Required work: Copy each line that has the string "values" somewhere in it.

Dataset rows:
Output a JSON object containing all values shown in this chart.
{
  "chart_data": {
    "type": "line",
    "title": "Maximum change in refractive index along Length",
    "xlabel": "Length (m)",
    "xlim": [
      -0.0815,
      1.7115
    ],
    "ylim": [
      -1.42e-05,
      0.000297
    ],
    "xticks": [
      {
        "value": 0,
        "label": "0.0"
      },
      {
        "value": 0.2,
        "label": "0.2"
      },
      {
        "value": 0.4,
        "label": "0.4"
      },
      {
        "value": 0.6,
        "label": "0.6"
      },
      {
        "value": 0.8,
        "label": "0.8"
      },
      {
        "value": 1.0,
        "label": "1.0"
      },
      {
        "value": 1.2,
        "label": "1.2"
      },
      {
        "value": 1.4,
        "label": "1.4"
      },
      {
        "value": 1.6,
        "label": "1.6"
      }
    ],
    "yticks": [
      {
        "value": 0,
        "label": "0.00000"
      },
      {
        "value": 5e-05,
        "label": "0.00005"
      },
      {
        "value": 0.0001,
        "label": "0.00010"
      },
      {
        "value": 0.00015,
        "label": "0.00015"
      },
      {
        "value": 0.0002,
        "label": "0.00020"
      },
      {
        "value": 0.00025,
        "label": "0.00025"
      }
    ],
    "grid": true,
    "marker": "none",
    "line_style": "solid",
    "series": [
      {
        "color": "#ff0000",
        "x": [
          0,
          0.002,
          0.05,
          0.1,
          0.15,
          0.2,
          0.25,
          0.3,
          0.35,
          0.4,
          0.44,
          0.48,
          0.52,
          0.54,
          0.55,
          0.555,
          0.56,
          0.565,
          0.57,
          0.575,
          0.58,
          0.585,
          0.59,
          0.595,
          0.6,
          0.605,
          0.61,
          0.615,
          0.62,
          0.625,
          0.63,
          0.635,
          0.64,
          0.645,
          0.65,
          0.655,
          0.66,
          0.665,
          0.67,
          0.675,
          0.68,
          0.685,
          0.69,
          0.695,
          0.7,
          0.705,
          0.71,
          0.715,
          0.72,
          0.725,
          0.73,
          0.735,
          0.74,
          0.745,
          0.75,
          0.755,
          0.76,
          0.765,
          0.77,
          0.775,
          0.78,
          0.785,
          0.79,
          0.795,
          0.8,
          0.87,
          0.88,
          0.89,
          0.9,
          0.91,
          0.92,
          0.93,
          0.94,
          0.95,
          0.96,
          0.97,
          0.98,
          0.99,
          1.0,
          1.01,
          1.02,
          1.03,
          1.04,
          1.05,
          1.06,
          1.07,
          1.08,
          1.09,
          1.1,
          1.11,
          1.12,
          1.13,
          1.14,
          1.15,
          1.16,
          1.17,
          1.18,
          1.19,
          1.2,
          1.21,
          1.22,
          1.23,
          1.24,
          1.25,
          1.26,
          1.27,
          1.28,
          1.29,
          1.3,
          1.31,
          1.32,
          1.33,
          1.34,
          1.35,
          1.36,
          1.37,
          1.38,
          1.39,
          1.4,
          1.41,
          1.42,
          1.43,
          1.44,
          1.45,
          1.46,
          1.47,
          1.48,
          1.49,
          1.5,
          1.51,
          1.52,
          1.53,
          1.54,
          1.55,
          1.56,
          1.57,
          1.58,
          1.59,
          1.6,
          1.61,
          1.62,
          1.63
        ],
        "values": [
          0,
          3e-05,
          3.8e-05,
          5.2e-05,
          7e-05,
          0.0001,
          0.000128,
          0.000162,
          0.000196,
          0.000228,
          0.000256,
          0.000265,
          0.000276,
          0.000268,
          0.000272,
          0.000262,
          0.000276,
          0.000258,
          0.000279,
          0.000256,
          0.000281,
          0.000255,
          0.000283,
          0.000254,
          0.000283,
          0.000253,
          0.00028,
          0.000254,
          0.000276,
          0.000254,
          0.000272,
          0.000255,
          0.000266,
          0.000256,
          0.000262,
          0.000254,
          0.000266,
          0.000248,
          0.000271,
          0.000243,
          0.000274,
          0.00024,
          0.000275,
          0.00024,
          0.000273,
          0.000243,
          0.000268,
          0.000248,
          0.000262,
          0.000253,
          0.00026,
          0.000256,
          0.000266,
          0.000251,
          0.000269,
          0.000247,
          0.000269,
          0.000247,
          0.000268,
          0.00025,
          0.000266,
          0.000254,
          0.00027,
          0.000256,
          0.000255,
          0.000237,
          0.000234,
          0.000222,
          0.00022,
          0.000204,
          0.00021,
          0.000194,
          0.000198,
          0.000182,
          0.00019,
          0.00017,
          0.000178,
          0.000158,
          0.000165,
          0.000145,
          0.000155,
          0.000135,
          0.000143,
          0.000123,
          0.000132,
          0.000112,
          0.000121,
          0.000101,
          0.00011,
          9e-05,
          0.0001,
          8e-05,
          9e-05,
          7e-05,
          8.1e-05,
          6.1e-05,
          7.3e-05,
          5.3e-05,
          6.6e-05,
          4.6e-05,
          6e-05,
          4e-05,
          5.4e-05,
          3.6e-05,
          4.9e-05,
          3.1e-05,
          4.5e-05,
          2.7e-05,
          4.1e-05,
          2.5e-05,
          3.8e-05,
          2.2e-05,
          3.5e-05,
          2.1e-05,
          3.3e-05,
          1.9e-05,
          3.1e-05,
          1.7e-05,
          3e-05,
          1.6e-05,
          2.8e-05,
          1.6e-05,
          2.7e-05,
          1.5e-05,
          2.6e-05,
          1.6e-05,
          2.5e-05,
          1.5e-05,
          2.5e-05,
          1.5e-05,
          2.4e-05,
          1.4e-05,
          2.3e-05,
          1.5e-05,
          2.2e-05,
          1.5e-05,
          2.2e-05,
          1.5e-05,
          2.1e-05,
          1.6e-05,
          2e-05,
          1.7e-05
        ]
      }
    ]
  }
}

Right answer:
Output a JSON object containing all values shown in this chart.
        "values": [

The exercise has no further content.